→ **What you need to do**
From the text below on choosing investors, copy word for word the stretch that begins with "Building a successful" and ends after "future financing options.".

→ **Selected excerpt**
+ + + + + + +

Terms and Conditions

Carefully review the terms of the investment, including equity stake, valuation, board seats, and any restrictive covenants. Ensure that these terms are fair and reasonable. Once terms are agreed you have to be confident you can live with them at least until the next transaction.

Investment Goals and Style

It is important to understand the investor's financial goals and investment horizon. Make sure that their goals are aligned with your own for the business. For example, if you are looking for a long-term partner to help you build a sustainable business, you should avoid investors who are looking for a quick exit.

Investors have different investment philosophies and styles. Some are more hands-on, while others are more hands-off. It is important to choose an investor who has a style that is compatible with your own management style and approach to running the business.

Personality Fit

Make sure your personalities and working styles mesh well. The relationship with an investor goes beyond just finances. Look for an investor with whom you have good chemistry and can build a strong working relationship. Communication and trust are essential. Choose an investor who is transparent and communicates openly about expectations, challenges, and opportunities. Building a strong relationship is essential, and trust is the foundation.


Look into the investor's track record and reputation. Do other entrepreneurs speak highly of working with them? Taking up references and undertaking your own due diligence on potential investors is crucial.

Highly reputable investors with a good track record of healthy working relationships with their portfolio companies are more likely to be able to help you achieve your goals.


Pay attention to the level of control and influence the investor wants over decision making in the company. Make sure you are comfortable with any board seats or voting rights they may request. It's important to maintain a healthy balance of power and avoid investors who may hinder decision-making or stifle creativity. On a day-to-day basis you do not want micromanagement by investors as this can stifle creativity and hamper growth plans.

Long-term Commitment

Building a successful business takes time, and entrepreneurs should look for investors who are committed for the long haul. It's important to find partners who are willing to stay invested and support the business through its various growth stages.

Short-term focus

Avoid investors who are solely interested in quick returns and may pressure you to make hasty decisions that don't align with your long-term vision. Start-ups and early stage businesses take time to grow.

Overly dilutive terms

Be cautious of investors who demand a disproportionately large equity stake, which can limit your control and future financing options.

+ + + + + + +

[Coordinate annotation records]
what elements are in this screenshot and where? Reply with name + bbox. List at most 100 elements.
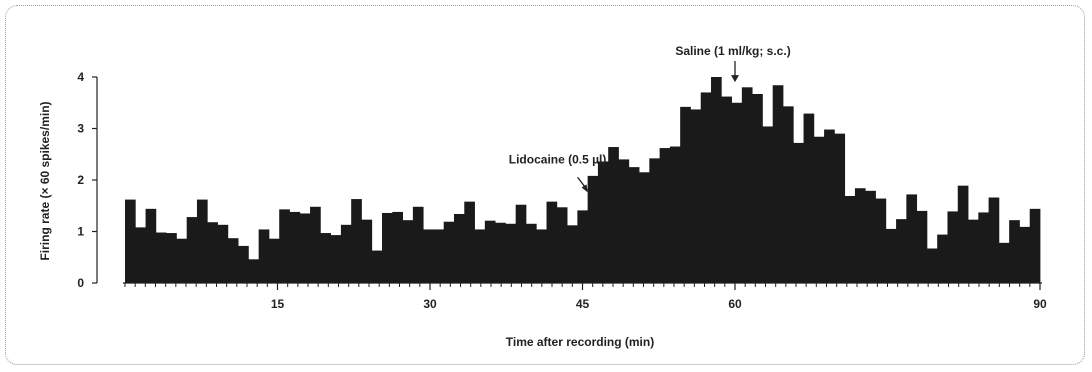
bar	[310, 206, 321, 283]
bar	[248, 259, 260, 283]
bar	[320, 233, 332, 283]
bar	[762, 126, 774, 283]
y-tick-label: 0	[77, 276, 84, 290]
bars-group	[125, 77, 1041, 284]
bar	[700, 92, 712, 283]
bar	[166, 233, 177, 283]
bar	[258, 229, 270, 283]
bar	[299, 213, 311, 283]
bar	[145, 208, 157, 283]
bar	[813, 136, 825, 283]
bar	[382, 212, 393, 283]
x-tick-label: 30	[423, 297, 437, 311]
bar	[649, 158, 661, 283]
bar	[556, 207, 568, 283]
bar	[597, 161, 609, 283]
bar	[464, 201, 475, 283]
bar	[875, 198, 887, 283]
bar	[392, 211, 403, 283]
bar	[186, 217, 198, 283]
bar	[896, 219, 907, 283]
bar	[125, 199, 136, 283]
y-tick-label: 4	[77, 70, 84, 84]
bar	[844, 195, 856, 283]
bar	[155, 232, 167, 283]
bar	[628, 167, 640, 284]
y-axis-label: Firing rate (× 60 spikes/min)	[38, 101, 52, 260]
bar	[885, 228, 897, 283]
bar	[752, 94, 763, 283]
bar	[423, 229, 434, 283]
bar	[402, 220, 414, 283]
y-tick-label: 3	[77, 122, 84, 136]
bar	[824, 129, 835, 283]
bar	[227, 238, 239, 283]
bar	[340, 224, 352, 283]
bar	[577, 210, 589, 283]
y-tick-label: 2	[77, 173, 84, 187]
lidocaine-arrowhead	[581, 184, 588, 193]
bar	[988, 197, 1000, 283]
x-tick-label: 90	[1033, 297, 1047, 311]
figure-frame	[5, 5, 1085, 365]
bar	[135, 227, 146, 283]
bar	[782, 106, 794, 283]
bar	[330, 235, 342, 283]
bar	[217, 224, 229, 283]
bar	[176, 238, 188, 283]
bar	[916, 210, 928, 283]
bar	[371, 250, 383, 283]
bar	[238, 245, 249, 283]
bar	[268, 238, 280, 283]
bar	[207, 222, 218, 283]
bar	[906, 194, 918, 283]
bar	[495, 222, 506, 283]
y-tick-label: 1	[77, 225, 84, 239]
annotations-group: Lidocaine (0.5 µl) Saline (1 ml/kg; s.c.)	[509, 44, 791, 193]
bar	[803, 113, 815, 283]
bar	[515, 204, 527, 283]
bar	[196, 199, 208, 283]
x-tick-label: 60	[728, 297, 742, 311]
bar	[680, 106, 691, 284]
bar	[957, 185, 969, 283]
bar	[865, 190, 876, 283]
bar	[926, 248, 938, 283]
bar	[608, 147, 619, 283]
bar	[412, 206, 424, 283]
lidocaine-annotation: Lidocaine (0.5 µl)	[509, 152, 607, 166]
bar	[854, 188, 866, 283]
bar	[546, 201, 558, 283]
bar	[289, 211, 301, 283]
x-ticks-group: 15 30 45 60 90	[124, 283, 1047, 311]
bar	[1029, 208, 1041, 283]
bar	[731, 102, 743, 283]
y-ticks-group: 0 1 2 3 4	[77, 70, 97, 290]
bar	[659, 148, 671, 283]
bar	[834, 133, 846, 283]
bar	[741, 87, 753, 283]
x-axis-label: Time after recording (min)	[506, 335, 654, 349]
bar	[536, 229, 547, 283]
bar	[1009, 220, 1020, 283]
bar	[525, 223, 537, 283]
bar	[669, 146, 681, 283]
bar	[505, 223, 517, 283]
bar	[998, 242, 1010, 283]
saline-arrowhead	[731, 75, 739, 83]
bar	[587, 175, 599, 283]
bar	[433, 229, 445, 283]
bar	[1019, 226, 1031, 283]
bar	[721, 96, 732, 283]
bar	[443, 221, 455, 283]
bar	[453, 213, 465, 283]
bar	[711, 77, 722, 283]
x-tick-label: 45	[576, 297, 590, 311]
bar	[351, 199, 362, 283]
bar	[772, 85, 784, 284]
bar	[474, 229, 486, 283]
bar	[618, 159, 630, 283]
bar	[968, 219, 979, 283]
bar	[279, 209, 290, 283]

+ + + + + + +

→ **Written answer**
Building a successful business takes time, and entrepreneurs should look for investors who are committed for the long haul. It's important to find partners who are willing to stay invested and support the business through its various growth stages.

Short-term focus

Avoid investors who are solely interested in quick returns and may pressure you to make hasty decisions that don't align with your long-term vision. Start-ups and early stage businesses take time to grow.

Overly dilutive terms

Be cautious of investors who demand a disproportionately large equity stake, which can limit your control and future financing options.